DATASET EXTRACT:
○ ○ ○ ○

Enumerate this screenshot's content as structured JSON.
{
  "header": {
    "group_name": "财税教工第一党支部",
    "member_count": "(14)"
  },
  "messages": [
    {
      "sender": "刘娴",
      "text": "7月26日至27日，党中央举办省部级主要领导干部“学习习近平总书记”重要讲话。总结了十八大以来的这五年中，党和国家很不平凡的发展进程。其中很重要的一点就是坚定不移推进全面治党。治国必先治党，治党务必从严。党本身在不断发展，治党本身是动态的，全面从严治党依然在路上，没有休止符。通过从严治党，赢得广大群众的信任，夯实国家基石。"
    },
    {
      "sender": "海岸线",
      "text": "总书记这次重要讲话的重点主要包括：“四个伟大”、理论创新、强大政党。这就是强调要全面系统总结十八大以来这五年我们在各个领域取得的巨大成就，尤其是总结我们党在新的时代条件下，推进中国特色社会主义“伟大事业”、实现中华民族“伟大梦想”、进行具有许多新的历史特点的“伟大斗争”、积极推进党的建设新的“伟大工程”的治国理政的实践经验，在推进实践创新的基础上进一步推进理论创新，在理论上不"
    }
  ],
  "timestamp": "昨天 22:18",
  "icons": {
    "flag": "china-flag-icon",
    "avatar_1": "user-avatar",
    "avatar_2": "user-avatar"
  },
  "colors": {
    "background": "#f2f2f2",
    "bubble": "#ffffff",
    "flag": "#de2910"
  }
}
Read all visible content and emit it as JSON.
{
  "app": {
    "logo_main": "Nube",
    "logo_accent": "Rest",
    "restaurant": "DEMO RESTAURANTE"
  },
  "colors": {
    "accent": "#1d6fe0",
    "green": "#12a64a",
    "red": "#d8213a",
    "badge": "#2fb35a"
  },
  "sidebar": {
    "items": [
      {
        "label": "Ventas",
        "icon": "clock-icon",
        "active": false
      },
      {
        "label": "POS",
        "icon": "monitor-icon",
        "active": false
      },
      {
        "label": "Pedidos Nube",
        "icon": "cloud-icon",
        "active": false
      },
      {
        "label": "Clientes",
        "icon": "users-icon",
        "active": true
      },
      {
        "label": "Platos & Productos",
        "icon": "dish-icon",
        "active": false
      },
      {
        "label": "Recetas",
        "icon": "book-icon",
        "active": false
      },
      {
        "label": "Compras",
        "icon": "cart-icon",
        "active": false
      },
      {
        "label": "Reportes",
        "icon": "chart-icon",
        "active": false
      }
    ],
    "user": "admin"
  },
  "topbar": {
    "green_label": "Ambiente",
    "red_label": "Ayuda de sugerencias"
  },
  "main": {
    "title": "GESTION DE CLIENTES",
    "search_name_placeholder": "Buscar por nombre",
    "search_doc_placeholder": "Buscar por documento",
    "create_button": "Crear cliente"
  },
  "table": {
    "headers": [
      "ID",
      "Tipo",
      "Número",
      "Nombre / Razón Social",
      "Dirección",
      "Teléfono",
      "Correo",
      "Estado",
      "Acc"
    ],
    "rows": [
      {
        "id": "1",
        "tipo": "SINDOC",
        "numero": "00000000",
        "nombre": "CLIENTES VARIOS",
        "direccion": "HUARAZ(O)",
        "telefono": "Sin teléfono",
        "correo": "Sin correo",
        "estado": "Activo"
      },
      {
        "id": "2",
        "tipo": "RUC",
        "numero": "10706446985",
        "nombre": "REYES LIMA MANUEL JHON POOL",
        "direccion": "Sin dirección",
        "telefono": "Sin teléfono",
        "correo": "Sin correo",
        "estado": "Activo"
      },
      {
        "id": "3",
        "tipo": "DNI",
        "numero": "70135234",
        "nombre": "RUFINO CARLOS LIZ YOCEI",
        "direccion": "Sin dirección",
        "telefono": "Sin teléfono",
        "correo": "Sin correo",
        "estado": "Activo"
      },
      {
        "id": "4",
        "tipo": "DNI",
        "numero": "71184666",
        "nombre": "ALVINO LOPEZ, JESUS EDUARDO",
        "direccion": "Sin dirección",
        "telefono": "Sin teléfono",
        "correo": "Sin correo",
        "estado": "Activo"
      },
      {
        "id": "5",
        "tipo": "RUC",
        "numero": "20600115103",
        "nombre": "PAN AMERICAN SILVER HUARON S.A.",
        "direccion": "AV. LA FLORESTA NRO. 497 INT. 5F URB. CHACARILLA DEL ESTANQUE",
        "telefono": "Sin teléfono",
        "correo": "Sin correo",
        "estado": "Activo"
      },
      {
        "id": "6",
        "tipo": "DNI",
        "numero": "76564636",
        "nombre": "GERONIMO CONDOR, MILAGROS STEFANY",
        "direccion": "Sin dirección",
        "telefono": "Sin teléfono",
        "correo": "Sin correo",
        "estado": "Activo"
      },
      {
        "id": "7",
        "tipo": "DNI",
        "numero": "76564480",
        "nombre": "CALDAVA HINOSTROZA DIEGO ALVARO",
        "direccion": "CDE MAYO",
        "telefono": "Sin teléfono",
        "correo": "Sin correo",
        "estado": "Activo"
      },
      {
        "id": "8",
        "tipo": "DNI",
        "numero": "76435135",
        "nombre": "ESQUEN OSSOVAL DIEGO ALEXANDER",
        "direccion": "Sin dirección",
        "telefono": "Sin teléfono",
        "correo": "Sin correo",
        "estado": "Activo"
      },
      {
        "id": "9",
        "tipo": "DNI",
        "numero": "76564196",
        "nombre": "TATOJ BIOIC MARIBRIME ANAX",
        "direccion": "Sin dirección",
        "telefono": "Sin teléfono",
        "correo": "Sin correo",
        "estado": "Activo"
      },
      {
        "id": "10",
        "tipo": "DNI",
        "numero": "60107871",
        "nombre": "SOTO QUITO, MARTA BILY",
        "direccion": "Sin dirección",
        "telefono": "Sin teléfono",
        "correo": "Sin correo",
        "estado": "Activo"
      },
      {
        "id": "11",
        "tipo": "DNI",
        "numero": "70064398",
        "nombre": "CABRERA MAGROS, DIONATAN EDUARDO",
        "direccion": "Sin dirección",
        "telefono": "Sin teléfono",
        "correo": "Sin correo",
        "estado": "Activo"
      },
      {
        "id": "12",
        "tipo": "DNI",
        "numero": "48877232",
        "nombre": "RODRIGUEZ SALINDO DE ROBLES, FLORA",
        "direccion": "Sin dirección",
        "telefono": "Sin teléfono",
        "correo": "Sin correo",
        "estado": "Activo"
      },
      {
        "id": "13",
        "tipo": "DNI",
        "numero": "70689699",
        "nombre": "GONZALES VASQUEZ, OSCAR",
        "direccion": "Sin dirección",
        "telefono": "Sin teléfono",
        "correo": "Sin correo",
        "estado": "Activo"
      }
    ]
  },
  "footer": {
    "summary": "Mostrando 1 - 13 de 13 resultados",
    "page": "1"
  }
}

○ ○ ○ ○

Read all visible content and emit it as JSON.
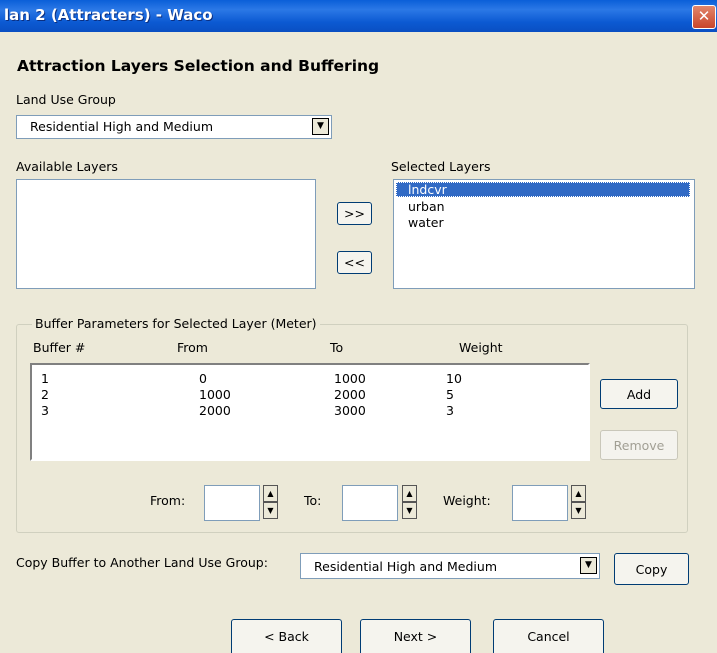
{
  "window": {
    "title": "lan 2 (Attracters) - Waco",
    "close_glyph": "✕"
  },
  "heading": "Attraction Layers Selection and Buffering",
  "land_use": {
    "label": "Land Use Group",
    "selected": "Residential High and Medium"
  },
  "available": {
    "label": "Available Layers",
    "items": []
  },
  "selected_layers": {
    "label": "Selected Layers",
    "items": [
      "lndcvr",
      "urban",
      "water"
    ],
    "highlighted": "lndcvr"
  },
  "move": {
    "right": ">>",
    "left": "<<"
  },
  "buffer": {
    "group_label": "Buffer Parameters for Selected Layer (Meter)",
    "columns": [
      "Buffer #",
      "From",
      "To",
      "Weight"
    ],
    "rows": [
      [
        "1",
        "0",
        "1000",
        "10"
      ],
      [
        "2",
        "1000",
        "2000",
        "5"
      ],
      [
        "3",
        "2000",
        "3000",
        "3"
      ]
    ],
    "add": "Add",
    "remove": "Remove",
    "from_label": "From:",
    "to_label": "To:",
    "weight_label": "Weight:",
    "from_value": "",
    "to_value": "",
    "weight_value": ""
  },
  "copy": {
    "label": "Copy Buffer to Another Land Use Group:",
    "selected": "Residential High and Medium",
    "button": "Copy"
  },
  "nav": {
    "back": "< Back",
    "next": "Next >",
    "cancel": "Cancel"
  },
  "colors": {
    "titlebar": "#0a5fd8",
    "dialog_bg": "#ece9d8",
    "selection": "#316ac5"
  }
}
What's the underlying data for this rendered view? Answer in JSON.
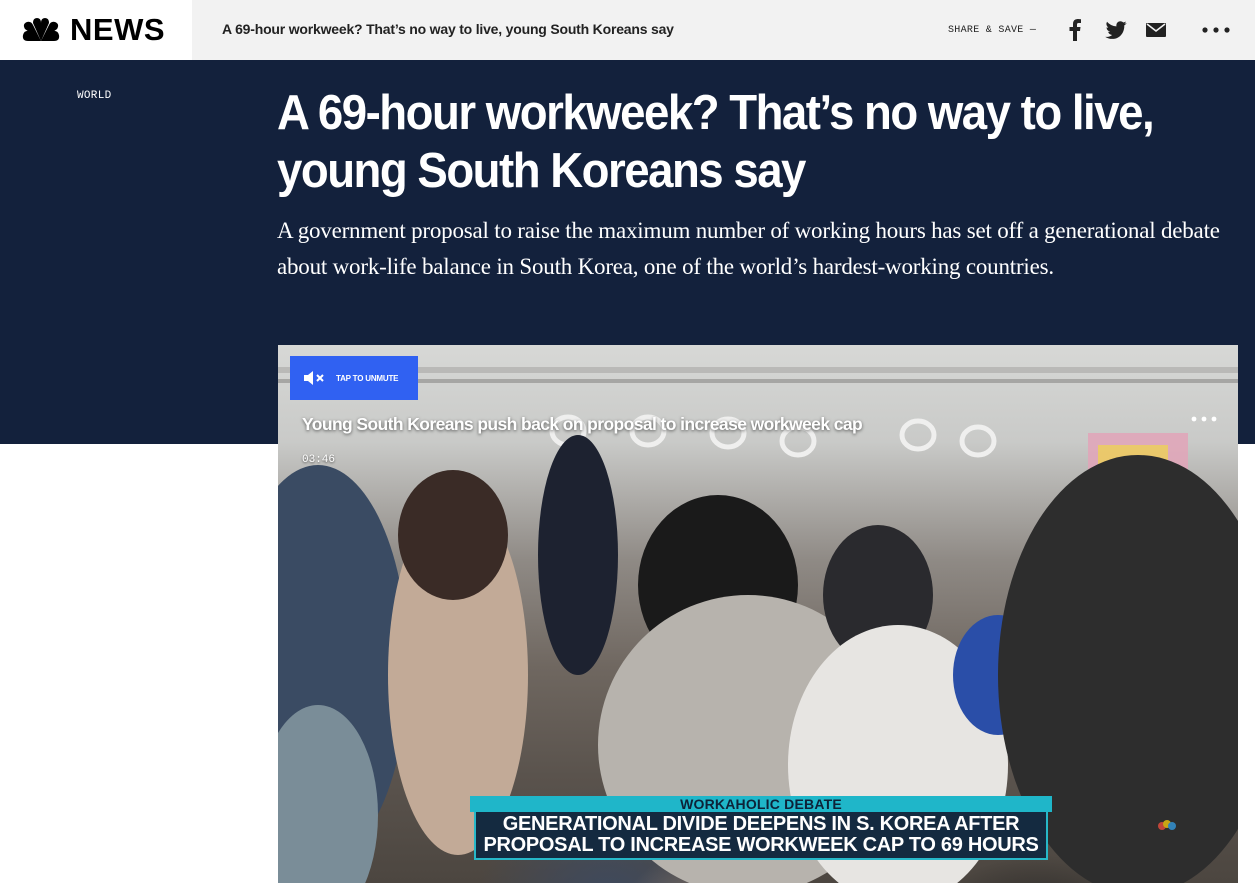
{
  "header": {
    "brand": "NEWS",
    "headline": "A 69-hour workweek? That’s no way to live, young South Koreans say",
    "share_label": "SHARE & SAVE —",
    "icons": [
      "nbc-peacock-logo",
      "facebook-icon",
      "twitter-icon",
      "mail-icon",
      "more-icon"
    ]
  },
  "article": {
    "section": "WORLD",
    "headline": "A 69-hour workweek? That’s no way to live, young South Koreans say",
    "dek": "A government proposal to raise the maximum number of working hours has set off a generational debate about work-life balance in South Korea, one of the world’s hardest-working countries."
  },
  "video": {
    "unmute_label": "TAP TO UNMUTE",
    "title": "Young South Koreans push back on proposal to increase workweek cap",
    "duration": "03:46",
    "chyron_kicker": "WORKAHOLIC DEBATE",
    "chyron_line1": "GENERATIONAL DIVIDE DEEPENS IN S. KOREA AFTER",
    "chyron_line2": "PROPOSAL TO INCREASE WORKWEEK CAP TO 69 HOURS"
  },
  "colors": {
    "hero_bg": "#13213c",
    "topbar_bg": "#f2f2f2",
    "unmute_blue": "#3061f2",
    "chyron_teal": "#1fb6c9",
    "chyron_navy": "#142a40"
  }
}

○ ○ ○ ○

BRIEF: Identify all lines where the word "Residential" shows up. Copy them.

IN RESPONSE:
    "selected": "Residential High and Medium"
    "selected": "Residential High and Medium",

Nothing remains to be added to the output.